Instruction
Using the listing below, report all lines holding the word "events".

Data entries
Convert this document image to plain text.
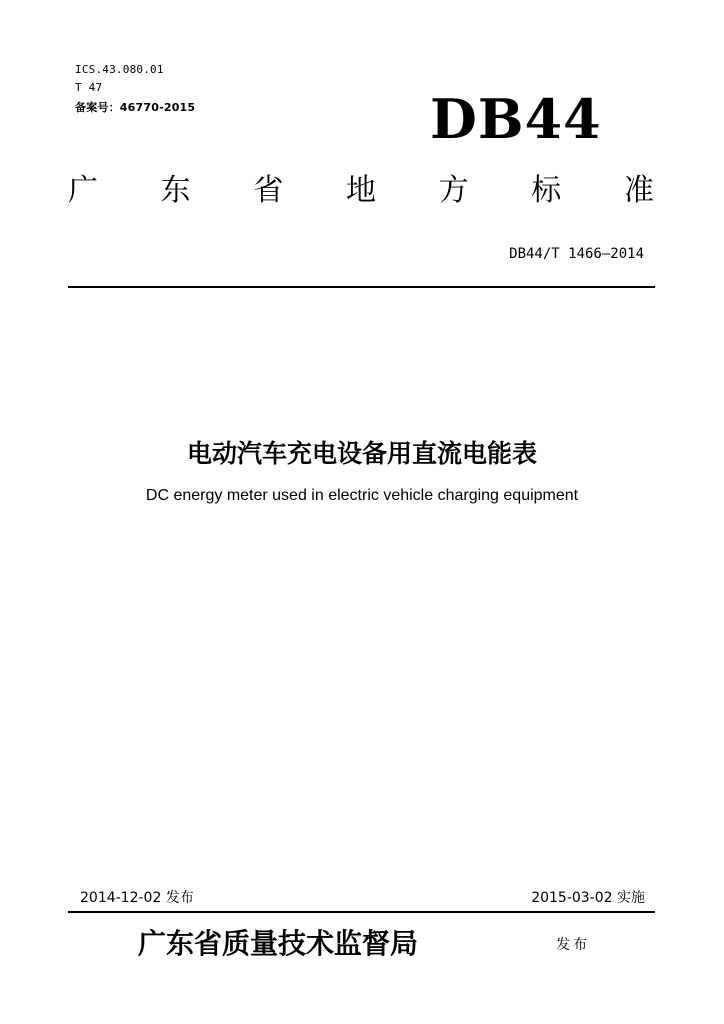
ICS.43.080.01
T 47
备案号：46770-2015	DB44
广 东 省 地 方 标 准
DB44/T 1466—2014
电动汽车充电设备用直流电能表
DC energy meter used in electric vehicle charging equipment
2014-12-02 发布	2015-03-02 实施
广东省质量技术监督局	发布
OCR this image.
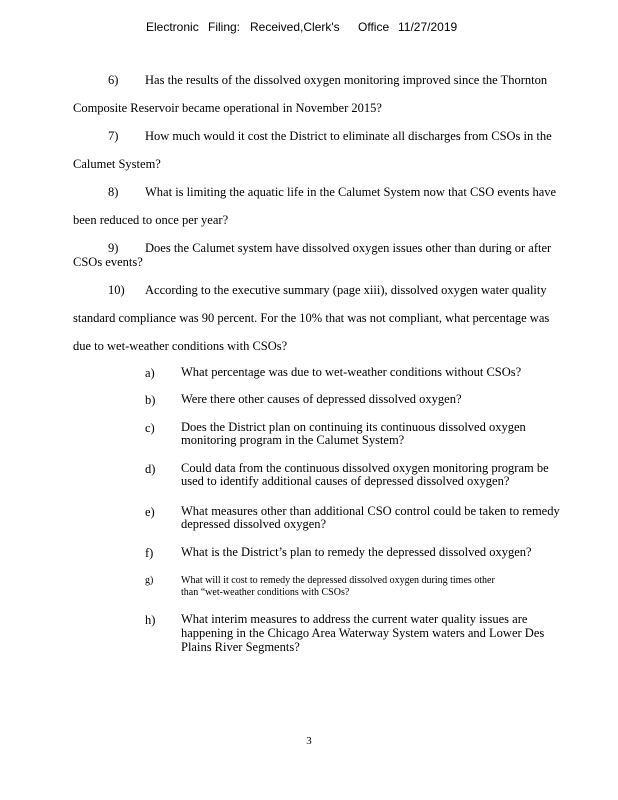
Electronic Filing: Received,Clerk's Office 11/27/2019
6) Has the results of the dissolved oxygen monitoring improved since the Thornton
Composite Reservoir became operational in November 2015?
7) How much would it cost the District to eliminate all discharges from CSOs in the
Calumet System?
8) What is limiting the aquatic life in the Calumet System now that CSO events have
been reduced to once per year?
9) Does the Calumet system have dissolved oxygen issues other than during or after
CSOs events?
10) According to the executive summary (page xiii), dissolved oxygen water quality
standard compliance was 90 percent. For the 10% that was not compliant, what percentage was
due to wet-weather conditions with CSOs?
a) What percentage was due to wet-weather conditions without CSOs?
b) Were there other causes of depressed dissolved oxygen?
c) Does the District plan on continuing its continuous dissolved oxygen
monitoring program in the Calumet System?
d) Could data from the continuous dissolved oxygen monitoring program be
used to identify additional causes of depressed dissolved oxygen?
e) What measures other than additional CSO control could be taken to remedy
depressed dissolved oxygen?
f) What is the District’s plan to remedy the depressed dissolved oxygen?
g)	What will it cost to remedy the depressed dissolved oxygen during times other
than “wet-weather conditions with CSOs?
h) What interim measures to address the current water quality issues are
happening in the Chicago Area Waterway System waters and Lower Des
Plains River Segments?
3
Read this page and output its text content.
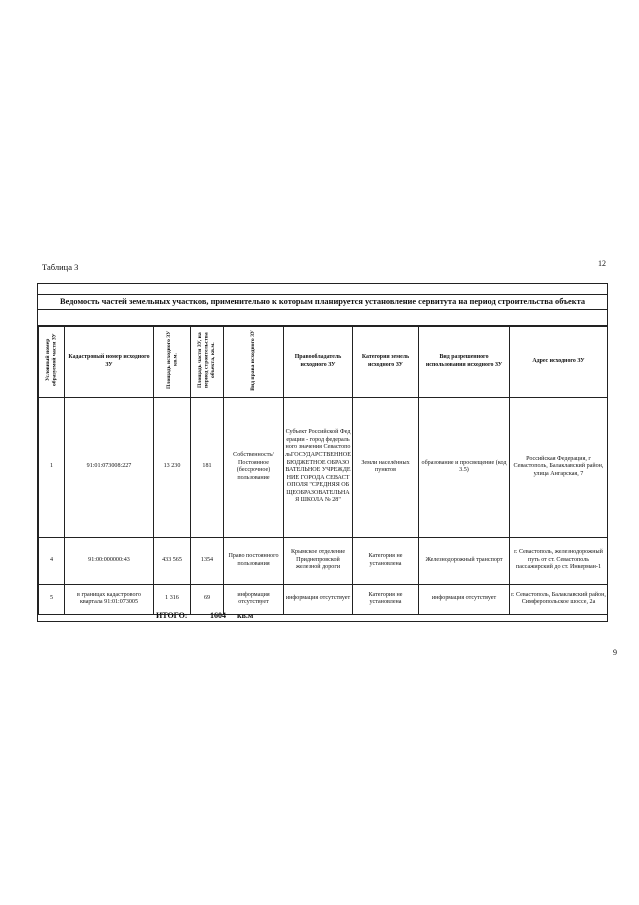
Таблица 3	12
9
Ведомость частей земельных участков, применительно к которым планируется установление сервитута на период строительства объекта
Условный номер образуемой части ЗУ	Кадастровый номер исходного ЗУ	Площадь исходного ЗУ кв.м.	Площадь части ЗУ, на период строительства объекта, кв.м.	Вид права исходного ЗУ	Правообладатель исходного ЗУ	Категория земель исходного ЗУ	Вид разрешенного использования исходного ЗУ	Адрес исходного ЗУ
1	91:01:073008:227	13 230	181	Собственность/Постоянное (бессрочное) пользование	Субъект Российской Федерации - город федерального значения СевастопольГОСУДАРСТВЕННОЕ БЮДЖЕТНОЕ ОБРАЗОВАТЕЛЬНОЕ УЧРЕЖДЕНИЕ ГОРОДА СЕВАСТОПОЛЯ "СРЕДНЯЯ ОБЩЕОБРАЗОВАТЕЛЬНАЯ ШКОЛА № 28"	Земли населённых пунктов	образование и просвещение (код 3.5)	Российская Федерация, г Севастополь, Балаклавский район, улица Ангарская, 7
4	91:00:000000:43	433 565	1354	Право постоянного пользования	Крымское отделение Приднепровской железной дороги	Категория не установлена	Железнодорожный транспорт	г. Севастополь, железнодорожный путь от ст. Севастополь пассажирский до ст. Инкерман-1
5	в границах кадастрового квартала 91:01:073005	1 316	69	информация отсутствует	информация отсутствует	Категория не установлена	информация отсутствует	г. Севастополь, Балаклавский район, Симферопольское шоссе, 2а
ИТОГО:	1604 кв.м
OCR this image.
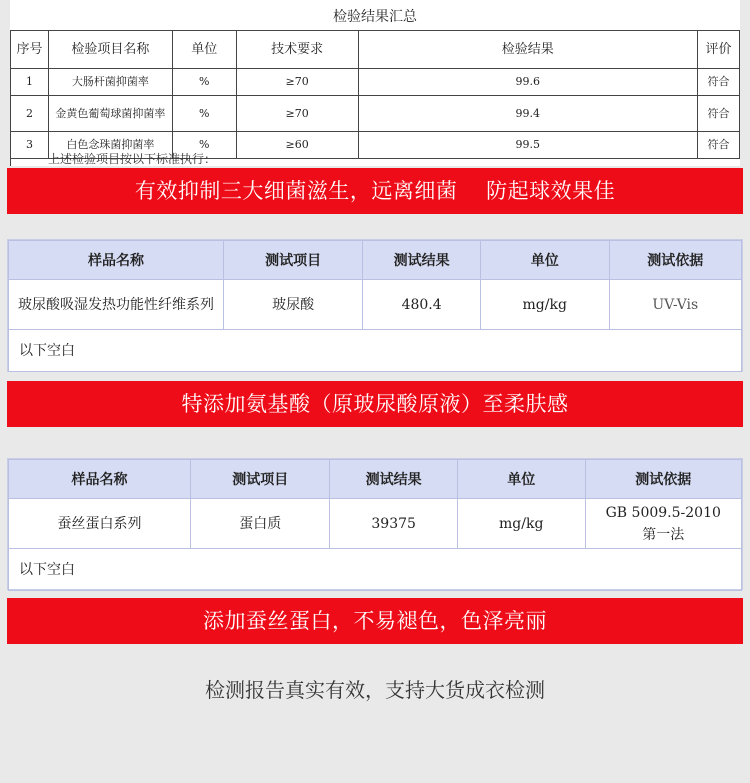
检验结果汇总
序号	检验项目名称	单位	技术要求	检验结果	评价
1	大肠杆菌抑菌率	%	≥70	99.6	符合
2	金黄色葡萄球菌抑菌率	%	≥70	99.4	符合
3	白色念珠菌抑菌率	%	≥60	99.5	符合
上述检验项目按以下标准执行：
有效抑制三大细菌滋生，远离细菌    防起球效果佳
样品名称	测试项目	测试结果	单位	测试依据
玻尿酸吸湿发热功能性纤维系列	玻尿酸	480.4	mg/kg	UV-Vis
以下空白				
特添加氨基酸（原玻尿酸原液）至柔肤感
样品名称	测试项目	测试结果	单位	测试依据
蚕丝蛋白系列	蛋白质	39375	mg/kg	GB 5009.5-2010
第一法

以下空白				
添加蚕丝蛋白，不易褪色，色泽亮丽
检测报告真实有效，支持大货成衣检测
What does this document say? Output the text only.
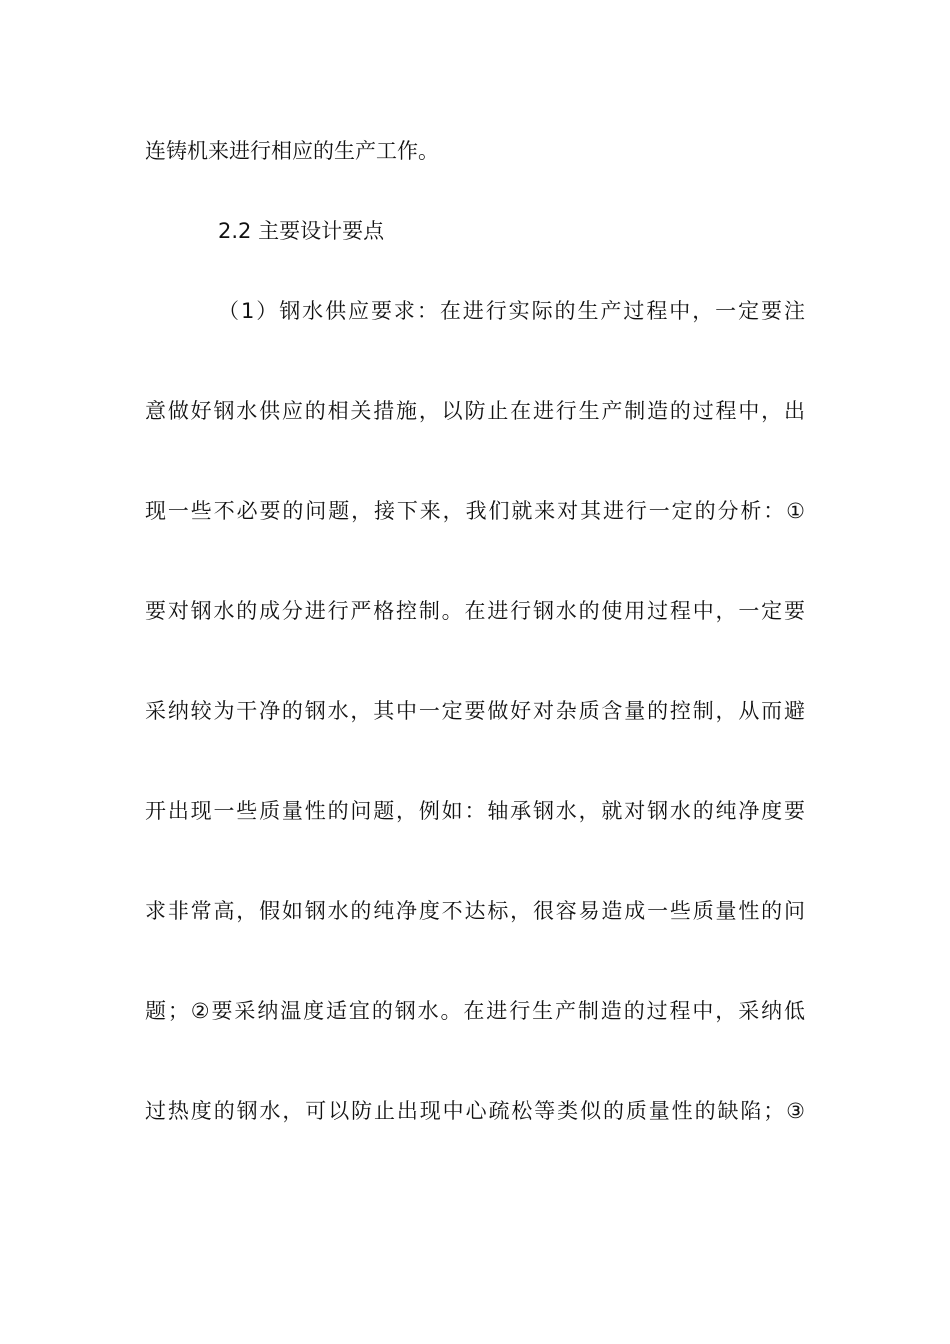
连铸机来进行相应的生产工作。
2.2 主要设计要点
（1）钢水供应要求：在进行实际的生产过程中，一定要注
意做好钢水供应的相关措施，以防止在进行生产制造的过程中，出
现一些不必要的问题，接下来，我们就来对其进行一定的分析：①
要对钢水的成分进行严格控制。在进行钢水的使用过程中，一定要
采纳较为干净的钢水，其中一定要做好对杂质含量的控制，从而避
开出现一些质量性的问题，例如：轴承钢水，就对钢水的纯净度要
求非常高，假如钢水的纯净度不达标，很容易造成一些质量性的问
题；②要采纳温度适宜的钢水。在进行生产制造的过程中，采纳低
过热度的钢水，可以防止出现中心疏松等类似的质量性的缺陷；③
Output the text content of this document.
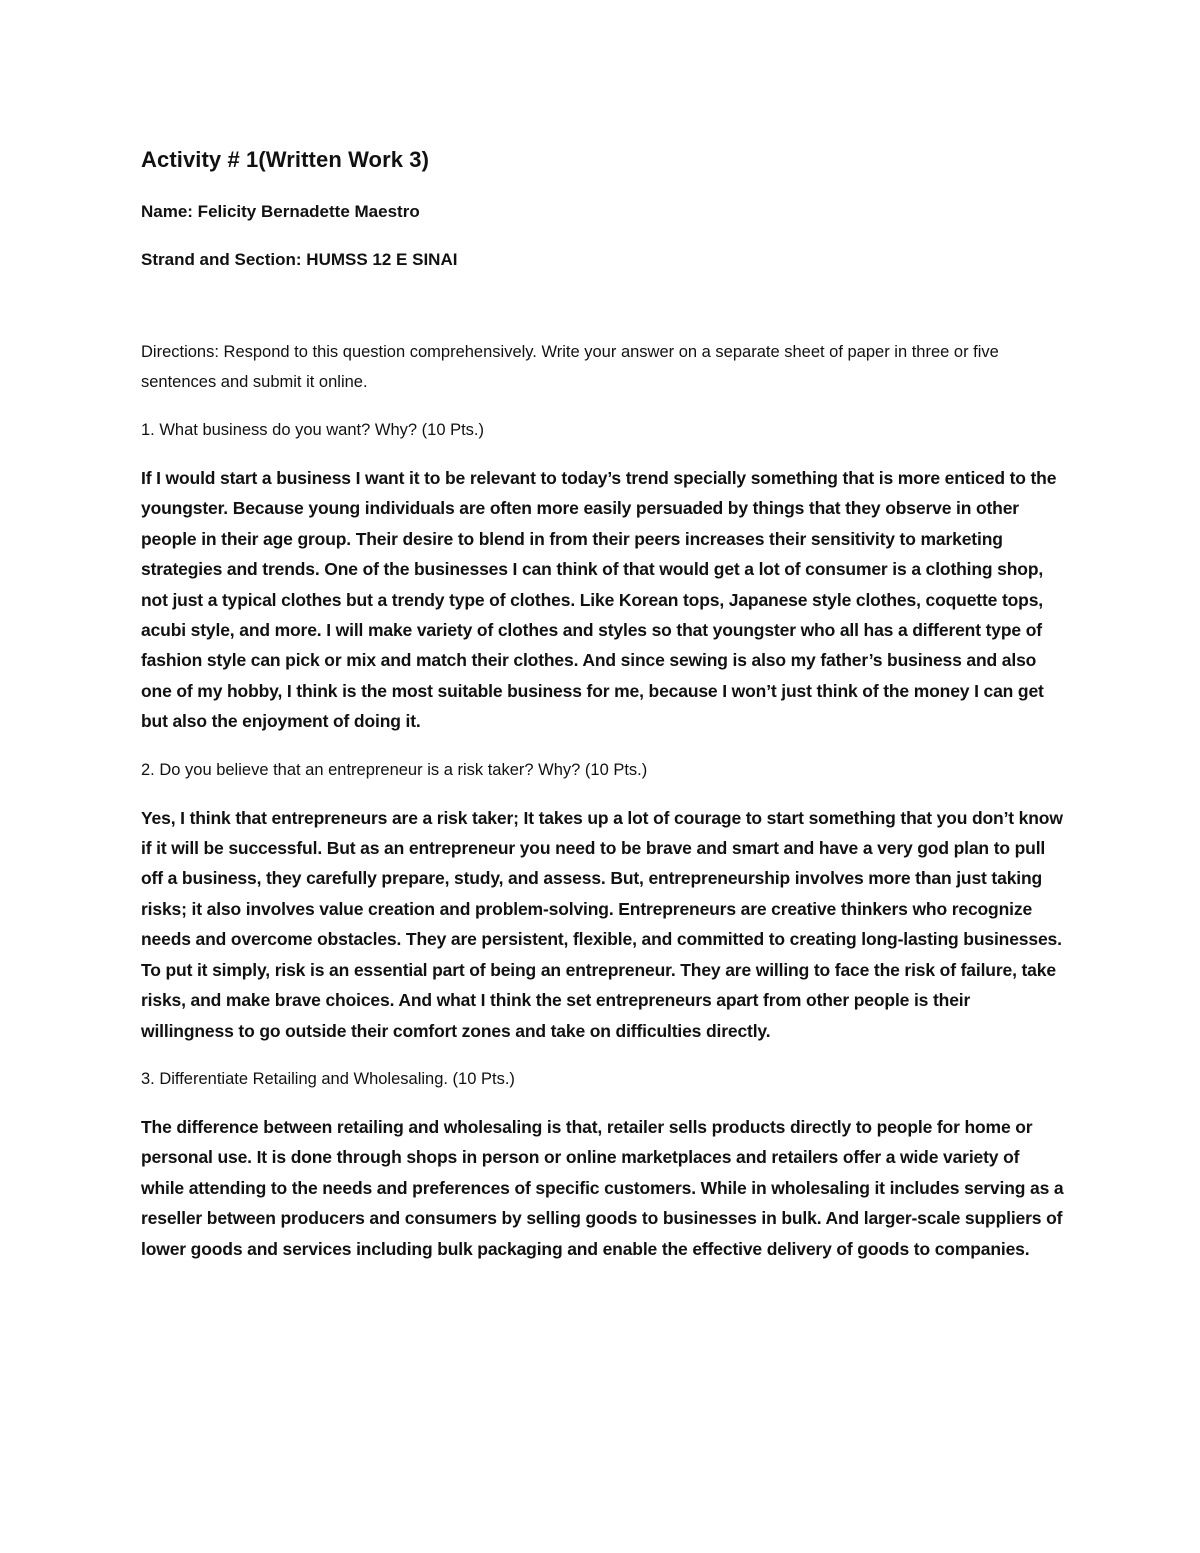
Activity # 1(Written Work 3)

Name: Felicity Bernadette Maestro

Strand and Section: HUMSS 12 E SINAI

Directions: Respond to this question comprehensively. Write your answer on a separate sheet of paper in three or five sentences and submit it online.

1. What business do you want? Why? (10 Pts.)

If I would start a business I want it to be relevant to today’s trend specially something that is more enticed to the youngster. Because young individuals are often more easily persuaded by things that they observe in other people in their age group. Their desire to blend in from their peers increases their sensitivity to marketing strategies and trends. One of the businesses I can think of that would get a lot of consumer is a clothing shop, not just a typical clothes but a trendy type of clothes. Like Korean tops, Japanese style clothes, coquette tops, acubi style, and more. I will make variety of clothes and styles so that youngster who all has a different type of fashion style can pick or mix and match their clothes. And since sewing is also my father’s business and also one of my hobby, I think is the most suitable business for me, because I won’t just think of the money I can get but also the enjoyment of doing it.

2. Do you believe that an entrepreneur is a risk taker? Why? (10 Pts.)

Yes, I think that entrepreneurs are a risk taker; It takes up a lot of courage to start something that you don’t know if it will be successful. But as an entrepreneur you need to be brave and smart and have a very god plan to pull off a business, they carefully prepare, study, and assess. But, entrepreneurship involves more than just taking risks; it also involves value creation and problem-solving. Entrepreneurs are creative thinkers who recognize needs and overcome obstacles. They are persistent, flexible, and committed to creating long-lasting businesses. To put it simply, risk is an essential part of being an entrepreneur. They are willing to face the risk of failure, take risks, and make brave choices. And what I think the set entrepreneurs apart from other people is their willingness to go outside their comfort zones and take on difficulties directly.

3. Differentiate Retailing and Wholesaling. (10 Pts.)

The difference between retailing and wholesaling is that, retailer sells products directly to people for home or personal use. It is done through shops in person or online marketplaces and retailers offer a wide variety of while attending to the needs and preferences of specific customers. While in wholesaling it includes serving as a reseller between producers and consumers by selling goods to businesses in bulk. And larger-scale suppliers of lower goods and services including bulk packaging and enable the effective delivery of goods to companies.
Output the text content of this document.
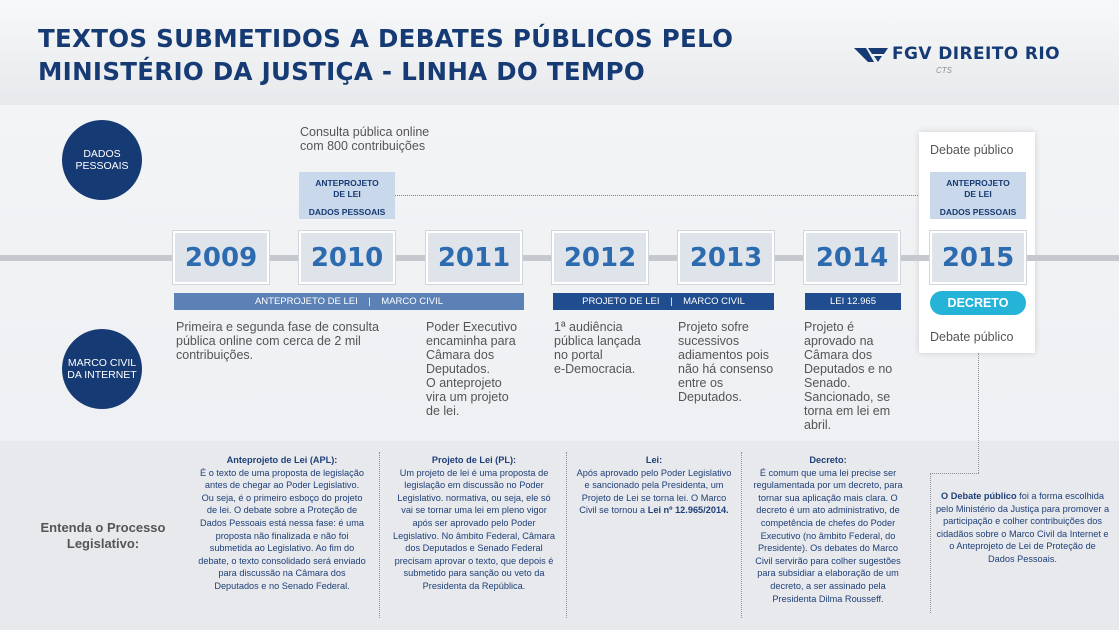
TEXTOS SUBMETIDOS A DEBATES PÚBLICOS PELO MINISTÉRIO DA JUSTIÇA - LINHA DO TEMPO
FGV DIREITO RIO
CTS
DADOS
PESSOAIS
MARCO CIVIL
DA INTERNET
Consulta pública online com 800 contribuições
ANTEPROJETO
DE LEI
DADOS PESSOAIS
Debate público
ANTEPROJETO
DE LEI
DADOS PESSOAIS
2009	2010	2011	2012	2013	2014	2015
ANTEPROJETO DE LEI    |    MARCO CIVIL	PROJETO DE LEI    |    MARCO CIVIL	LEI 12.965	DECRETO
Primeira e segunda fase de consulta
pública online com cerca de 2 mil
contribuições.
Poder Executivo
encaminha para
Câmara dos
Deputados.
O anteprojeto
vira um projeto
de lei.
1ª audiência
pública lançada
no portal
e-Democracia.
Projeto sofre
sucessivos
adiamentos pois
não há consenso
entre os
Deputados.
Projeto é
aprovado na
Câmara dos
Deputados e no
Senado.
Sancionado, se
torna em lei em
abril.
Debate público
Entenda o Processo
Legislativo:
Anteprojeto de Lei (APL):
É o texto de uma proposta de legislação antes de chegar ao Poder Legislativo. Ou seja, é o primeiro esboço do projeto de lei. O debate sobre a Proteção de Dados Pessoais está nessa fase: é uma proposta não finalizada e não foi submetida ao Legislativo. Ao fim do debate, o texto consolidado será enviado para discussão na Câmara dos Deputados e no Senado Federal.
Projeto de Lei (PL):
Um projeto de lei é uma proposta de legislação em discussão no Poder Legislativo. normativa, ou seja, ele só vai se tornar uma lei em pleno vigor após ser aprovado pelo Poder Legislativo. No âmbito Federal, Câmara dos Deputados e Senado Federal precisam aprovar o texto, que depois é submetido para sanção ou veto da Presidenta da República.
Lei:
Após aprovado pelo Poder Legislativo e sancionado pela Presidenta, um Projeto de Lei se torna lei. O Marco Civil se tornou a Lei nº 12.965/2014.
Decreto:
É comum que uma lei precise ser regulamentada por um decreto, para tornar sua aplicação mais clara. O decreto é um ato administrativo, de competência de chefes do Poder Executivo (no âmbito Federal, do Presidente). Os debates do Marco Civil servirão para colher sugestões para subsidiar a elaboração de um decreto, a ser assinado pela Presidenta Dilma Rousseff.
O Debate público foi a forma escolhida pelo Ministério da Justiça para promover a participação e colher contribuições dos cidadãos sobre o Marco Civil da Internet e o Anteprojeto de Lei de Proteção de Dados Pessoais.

Result for this exercise
8) What is limiting the aquatic life in the Calumet System now that CSO events have
CSOs events?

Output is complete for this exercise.